Childhood extracranial germ cell tumors (GCTs) are very heterogenous. The benefits and limitations of therapy are related to differences in histology. For example, pediatric GCTs, such as mature and immature teratomas, may not respond to chemotherapy.
Prognosis and appropriate treatment for extracranial GCTs depend on many factors, including the following:[1,2,3,4]
- Histology (e.g., seminomatous vs. nonseminomatous).
- Age (young children vs. adolescents).
- Stage of disease.
- Primary site of disease.
To maximize the likelihood of long-term survival while minimizing the likelihood of treatment-related long-term sequelae (e.g., secondary leukemias, infertility, hearing loss, and renal dysfunction), children with extracranial malignant GCTs need to be cared for at pediatric cancer centers with experience treating these rare tumors.
On the basis of clinical factors, appropriate treatment for extracranial GCTs may involve one of the following:
- Surgical resection followed by careful monitoring for disease recurrence.
- Initial surgical resection followed by platinum-based chemotherapy.
- Diagnostic tumor biopsy and preoperative platinum-based chemotherapy followed by definitive tumor resection.
For patients with completely resected immature teratomas at any location (even those with malignant elements) and patients with localized, completely resected (stage I) gonadal tumors, additional therapy may not be necessary; however, close monitoring is important.[6,7] The watch-and-wait approach requires scheduled serial physical examination, tumor marker determination, and primary tumor imaging to ensure that a recurrent tumor is detected without delay.
Surgery is an essential component of treatment. Specific treatments will be discussed for each tumor type.
Germinomas (testicular and mediastinal seminomas in males and ovarian dysgerminomas in females) are sensitive to radiation, but radiation therapy is rarely recommended. With the advent of effective chemotherapy, it became possible for patients to avoid the toxic effects of radiation.

============================================================

Activities -
1. Answer these questions from the text on childhood germ cell tumors:
(a) Which pediatric germ cell tumors does the text say may not respond to chemotherapy?
(b) What examples of treatment-related long-term sequelae does it list?
(c) What three things does the watch-and-wait approach require?
2. Quote part of the text on childhood germ cell tumors word for word, beginning at the words "- Age (young" and stopping after the words "these rare tumors.".

Supplied information -
============================================================

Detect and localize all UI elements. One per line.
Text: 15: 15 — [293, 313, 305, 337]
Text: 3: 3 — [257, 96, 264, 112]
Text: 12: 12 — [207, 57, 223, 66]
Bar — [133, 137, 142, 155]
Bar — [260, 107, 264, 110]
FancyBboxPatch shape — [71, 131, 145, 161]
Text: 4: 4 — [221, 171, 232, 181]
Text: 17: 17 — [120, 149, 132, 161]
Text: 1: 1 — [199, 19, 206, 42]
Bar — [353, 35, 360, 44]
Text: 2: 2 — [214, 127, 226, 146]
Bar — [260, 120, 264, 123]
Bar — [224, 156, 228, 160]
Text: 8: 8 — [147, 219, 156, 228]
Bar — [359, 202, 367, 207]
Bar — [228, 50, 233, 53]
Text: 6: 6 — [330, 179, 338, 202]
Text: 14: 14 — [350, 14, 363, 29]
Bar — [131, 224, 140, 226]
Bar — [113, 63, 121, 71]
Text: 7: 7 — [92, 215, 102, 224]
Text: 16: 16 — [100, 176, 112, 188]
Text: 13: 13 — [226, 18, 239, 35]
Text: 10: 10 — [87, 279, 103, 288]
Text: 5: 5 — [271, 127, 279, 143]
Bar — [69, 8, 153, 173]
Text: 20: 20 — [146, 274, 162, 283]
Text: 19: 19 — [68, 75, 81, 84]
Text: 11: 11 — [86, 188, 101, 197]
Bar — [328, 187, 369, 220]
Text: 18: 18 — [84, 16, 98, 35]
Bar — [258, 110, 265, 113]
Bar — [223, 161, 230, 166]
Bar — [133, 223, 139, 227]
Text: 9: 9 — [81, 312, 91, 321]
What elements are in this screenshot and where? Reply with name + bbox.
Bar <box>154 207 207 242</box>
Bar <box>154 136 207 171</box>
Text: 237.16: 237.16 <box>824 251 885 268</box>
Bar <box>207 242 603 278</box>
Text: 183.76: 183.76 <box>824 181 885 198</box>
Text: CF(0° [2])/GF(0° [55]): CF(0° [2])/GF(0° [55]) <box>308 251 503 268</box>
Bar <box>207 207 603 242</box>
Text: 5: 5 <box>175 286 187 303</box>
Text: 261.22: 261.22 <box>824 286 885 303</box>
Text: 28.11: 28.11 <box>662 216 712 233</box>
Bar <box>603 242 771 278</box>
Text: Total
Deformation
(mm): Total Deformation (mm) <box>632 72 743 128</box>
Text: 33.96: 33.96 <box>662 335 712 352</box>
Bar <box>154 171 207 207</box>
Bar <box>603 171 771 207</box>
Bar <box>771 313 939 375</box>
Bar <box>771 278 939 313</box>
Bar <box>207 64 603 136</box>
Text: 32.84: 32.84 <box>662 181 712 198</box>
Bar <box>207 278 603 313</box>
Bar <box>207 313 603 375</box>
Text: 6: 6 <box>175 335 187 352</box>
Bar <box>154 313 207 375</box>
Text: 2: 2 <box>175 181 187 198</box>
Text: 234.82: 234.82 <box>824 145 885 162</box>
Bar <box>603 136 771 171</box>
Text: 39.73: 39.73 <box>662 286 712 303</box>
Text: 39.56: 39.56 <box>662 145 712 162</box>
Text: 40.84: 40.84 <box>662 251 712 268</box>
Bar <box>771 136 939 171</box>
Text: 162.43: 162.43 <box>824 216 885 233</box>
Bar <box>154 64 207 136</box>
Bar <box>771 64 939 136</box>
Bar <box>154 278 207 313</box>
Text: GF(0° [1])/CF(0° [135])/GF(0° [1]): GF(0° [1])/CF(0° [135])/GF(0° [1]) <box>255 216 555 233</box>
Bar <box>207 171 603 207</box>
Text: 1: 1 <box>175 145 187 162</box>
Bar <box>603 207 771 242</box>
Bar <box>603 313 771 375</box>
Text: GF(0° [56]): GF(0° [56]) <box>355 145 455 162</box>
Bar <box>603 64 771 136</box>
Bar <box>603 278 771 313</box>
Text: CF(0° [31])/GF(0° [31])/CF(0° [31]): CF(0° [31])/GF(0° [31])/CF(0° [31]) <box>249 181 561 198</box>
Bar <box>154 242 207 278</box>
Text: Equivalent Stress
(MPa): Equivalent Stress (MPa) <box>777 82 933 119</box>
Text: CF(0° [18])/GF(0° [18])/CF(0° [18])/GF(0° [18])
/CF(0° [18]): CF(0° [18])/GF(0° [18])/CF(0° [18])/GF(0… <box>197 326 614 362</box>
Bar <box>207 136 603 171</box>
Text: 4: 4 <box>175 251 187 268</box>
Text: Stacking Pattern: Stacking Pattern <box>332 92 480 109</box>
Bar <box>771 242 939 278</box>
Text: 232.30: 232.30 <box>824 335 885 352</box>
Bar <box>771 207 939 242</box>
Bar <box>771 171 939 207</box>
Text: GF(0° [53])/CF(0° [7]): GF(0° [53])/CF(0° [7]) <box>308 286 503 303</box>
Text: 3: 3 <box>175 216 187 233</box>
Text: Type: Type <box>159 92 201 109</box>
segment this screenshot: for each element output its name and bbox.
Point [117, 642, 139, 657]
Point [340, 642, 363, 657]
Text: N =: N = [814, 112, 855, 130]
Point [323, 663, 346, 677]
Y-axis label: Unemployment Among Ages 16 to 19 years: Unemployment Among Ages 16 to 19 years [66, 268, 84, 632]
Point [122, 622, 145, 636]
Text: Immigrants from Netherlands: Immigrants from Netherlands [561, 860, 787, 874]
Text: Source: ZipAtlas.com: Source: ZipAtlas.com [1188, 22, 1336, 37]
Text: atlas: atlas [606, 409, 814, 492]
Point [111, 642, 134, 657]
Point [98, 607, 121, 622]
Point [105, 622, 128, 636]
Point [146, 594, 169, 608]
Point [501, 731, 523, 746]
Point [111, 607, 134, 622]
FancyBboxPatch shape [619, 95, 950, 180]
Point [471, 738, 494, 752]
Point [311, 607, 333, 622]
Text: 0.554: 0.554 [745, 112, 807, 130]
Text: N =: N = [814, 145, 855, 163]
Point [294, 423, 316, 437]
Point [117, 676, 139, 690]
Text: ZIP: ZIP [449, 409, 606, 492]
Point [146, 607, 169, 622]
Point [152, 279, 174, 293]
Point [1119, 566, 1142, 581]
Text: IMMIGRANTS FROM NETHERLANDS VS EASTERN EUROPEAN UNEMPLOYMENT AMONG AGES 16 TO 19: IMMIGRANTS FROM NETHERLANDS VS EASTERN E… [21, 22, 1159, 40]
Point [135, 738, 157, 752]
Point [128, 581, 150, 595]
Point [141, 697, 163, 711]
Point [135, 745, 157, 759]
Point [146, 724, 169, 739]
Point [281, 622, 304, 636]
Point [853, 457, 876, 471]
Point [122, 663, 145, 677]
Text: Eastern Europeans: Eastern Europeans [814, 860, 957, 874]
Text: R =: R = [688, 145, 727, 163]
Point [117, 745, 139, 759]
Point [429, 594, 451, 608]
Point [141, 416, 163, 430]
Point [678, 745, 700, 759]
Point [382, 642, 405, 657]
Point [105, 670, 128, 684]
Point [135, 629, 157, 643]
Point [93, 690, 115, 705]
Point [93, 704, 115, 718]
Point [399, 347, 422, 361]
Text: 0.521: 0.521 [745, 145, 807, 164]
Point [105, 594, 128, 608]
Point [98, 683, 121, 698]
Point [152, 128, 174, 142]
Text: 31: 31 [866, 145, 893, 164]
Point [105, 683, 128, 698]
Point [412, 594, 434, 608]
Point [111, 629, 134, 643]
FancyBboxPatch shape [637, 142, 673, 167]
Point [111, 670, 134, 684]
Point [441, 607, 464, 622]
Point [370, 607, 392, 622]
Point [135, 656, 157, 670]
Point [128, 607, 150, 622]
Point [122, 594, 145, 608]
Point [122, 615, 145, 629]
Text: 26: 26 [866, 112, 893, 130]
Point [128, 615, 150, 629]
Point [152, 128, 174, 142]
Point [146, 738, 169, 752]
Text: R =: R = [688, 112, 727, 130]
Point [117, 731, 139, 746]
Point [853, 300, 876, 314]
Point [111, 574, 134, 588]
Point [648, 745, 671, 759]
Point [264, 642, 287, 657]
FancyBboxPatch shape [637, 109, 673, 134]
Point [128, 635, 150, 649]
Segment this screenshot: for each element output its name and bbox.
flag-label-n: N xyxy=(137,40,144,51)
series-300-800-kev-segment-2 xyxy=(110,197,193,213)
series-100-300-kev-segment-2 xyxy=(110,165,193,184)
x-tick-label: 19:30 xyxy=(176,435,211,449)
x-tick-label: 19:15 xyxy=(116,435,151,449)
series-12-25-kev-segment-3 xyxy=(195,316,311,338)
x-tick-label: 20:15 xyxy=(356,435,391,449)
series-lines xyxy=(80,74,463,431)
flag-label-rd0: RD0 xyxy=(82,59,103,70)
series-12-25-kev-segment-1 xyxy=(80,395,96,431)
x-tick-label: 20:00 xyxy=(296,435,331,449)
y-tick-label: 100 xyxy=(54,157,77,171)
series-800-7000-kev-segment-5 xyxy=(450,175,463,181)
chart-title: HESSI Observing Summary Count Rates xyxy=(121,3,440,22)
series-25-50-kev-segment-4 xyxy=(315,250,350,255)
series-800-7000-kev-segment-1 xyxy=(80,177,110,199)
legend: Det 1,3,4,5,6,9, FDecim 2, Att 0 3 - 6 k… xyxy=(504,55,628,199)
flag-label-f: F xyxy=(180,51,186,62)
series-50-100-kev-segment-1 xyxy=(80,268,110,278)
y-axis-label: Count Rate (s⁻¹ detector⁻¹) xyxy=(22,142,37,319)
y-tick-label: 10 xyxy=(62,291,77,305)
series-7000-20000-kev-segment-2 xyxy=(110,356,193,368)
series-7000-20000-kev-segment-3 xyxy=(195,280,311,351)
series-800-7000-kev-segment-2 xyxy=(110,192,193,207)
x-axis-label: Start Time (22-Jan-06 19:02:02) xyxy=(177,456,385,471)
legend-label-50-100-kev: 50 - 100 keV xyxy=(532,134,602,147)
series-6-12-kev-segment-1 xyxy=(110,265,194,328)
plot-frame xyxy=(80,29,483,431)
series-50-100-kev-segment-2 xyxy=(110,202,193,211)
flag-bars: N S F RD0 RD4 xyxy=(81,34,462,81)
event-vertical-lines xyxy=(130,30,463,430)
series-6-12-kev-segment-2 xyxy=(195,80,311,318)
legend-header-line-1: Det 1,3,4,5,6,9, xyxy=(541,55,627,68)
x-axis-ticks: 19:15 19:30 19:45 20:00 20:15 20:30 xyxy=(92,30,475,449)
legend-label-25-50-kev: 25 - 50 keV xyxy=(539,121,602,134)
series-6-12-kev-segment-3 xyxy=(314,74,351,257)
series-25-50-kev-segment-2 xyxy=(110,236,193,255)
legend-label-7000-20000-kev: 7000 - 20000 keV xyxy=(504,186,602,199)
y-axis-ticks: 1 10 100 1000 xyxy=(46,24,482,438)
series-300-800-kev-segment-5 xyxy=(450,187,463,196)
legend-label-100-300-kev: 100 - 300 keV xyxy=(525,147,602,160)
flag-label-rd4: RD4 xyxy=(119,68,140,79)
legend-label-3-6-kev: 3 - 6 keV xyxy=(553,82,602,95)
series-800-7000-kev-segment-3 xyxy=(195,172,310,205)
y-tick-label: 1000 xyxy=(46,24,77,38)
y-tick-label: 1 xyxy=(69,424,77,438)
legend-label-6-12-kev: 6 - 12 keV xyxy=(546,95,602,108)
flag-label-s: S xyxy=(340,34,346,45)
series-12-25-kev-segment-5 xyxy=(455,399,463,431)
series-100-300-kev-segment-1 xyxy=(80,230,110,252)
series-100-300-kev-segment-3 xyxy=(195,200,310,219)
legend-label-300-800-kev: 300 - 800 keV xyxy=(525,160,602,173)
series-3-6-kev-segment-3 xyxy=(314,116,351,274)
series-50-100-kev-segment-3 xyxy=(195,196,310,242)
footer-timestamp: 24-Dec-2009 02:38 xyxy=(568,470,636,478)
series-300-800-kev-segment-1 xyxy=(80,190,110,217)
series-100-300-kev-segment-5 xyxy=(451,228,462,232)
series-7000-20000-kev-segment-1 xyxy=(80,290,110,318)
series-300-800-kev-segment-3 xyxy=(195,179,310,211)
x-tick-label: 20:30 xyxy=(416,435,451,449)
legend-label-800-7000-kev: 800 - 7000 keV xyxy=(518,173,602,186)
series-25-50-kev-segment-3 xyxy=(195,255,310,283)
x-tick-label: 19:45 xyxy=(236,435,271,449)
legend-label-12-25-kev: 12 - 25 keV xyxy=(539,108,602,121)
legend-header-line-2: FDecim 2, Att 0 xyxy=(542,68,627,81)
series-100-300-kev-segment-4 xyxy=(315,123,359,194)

============================================================

Answers to the tasks -
1.
(a) Mature and immature teratomas.
(b) Secondary leukemias, infertility, hearing loss, and renal dysfunction.
(c) Scheduled serial physical examination, tumor marker determination, and primary tumor imaging.

2.
- Age (young children vs. adolescents).
- Stage of disease.
- Primary site of disease.
To maximize the likelihood of long-term survival while minimizing the likelihood of treatment-related long-term sequelae (e.g., secondary leukemias, infertility, hearing loss, and renal dysfunction), children with extracranial malignant GCTs need to be cared for at pediatric cancer centers with experience treating these rare tumors.